═════ Provided entries ═════

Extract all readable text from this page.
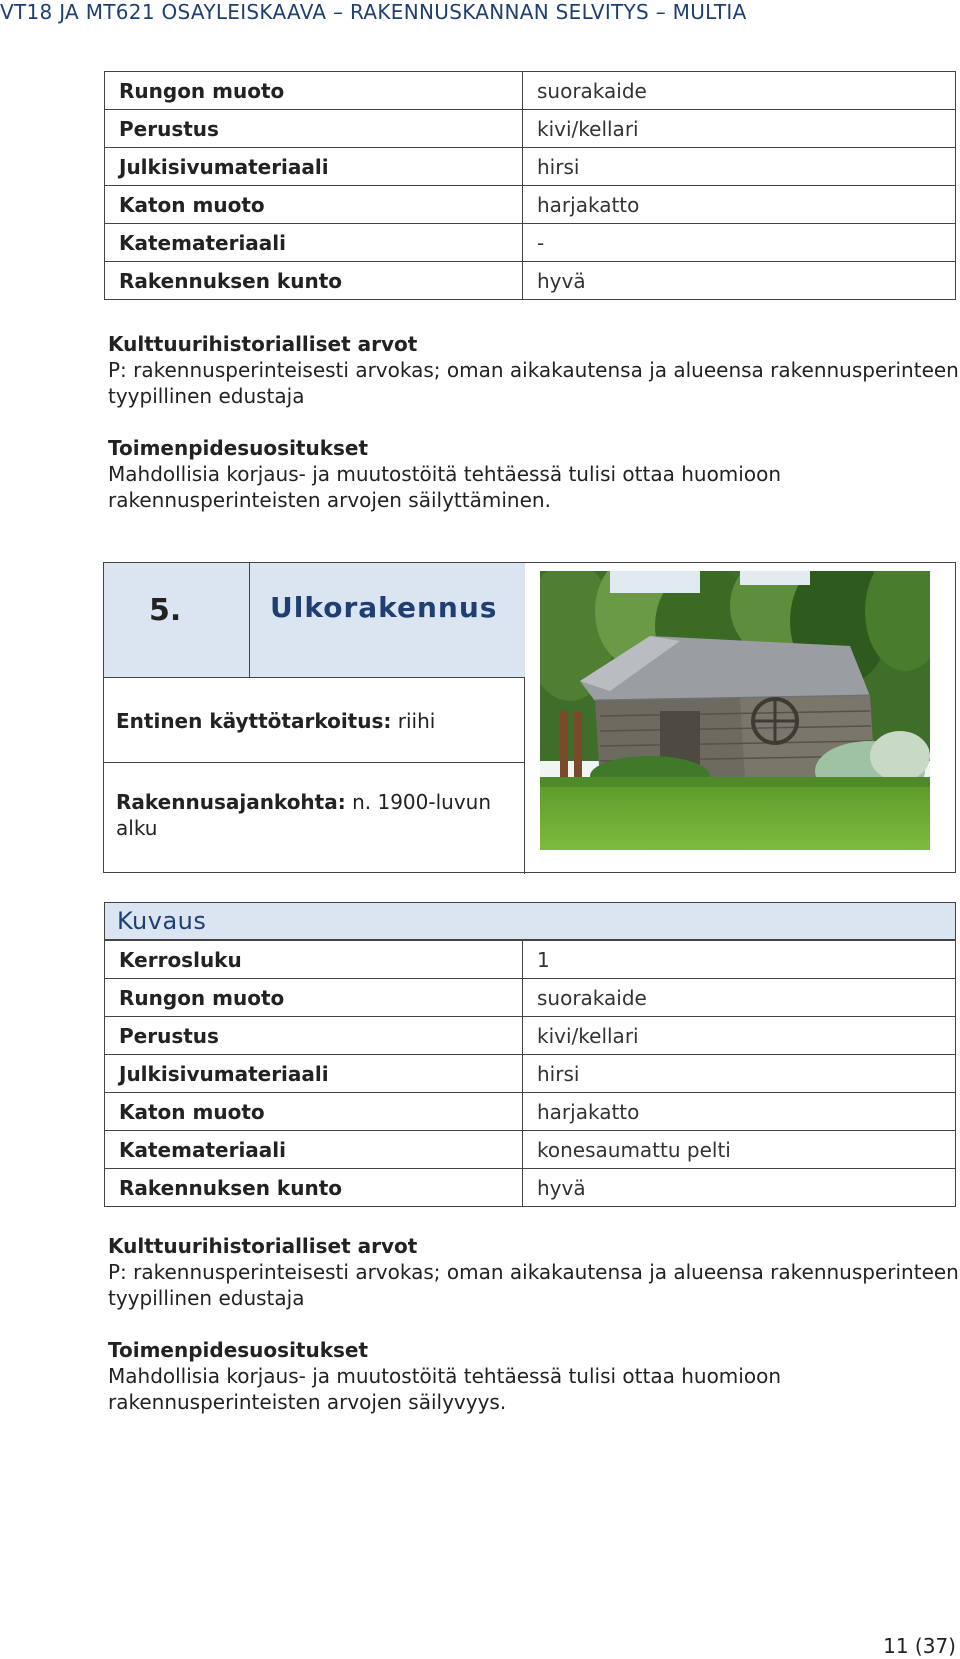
VT18 JA MT621 OSAYLEISKAAVA – RAKENNUSKANNAN SELVITYS – MULTIA
Rungon muoto	suorakaide
Perustus	kivi/kellari
Julkisivumateriaali	hirsi
Katon muoto	harjakatto
Katemateriaali	-
Rakennuksen kunto	hyvä
Kulttuurihistorialliset arvot
P: rakennusperinteisesti arvokas; oman aikakautensa ja alueensa rakennusperinteen
tyypillinen edustaja
Toimenpidesuositukset
Mahdollisia korjaus- ja muutostöitä tehtäessä tulisi ottaa huomioon
rakennusperinteisten arvojen säilyttäminen.
5.	Ulkorakennus
Entinen käyttötarkoitus: riihi
Rakennusajankohta: n. 1900-luvun
alku
Kuvaus
Kerrosluku	1
Rungon muoto	suorakaide
Perustus	kivi/kellari
Julkisivumateriaali	hirsi
Katon muoto	harjakatto
Katemateriaali	konesaumattu pelti
Rakennuksen kunto	hyvä
Kulttuurihistorialliset arvot
P: rakennusperinteisesti arvokas; oman aikakautensa ja alueensa rakennusperinteen
tyypillinen edustaja
Toimenpidesuositukset
Mahdollisia korjaus- ja muutostöitä tehtäessä tulisi ottaa huomioon
rakennusperinteisten arvojen säilyvyys.
11 (37)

═════

▶ **The task**: Return the listing above word for word, with the pictures removed.

▶ **Written answer**:
Extract all readable text from this page.
VT18 JA MT621 OSAYLEISKAAVA – RAKENNUSKANNAN SELVITYS – MULTIA
Rungon muoto	suorakaide
Perustus	kivi/kellari
Julkisivumateriaali	hirsi
Katon muoto	harjakatto
Katemateriaali	-
Rakennuksen kunto	hyvä
Kulttuurihistorialliset arvot
P: rakennusperinteisesti arvokas; oman aikakautensa ja alueensa rakennusperinteen
tyypillinen edustaja
Toimenpidesuositukset
Mahdollisia korjaus- ja muutostöitä tehtäessä tulisi ottaa huomioon
rakennusperinteisten arvojen säilyttäminen.
5.	Ulkorakennus
Entinen käyttötarkoitus: riihi
Rakennusajankohta: n. 1900-luvun
alku
Kuvaus
Kerrosluku	1
Rungon muoto	suorakaide
Perustus	kivi/kellari
Julkisivumateriaali	hirsi
Katon muoto	harjakatto
Katemateriaali	konesaumattu pelti
Rakennuksen kunto	hyvä
Kulttuurihistorialliset arvot
P: rakennusperinteisesti arvokas; oman aikakautensa ja alueensa rakennusperinteen
tyypillinen edustaja
Toimenpidesuositukset
Mahdollisia korjaus- ja muutostöitä tehtäessä tulisi ottaa huomioon
rakennusperinteisten arvojen säilyvyys.
11 (37)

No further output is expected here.